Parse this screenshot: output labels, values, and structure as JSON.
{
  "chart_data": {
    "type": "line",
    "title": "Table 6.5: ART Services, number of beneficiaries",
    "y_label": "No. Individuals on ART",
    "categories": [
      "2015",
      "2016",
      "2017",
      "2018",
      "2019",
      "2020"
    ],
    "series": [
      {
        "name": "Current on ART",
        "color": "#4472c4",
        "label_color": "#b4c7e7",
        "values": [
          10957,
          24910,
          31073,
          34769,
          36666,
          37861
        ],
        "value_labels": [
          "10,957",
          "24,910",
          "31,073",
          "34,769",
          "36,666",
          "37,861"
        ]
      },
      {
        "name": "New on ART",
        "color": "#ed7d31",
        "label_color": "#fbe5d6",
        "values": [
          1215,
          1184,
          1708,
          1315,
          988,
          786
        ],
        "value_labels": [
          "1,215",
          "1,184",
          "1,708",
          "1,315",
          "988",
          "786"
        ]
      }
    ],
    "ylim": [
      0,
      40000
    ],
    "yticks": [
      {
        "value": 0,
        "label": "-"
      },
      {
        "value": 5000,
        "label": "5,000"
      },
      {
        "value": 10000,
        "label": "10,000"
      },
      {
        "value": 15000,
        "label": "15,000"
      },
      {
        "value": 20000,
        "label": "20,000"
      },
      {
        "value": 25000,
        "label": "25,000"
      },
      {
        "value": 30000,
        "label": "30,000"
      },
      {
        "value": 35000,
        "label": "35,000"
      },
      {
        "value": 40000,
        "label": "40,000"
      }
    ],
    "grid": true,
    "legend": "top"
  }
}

━━━

- _STATED PROBLEM_
Please give back all of the records exactly as written.

- _COMPLETE RESPONSE_
Parse this screenshot: output labels, values, and structure as JSON.
{
  "chart_data": {
    "type": "line",
    "title": "Table 6.5: ART Services, number of beneficiaries",
    "y_label": "No. Individuals on ART",
    "categories": [
      "2015",
      "2016",
      "2017",
      "2018",
      "2019",
      "2020"
    ],
    "series": [
      {
        "name": "Current on ART",
        "color": "#4472c4",
        "label_color": "#b4c7e7",
        "values": [
          10957,
          24910,
          31073,
          34769,
          36666,
          37861
        ],
        "value_labels": [
          "10,957",
          "24,910",
          "31,073",
          "34,769",
          "36,666",
          "37,861"
        ]
      },
      {
        "name": "New on ART",
        "color": "#ed7d31",
        "label_color": "#fbe5d6",
        "values": [
          1215,
          1184,
          1708,
          1315,
          988,
          786
        ],
        "value_labels": [
          "1,215",
          "1,184",
          "1,708",
          "1,315",
          "988",
          "786"
        ]
      }
    ],
    "ylim": [
      0,
      40000
    ],
    "yticks": [
      {
        "value": 0,
        "label": "-"
      },
      {
        "value": 5000,
        "label": "5,000"
      },
      {
        "value": 10000,
        "label": "10,000"
      },
      {
        "value": 15000,
        "label": "15,000"
      },
      {
        "value": 20000,
        "label": "20,000"
      },
      {
        "value": 25000,
        "label": "25,000"
      },
      {
        "value": 30000,
        "label": "30,000"
      },
      {
        "value": 35000,
        "label": "35,000"
      },
      {
        "value": 40000,
        "label": "40,000"
      }
    ],
    "grid": true,
    "legend": "top"
  }
}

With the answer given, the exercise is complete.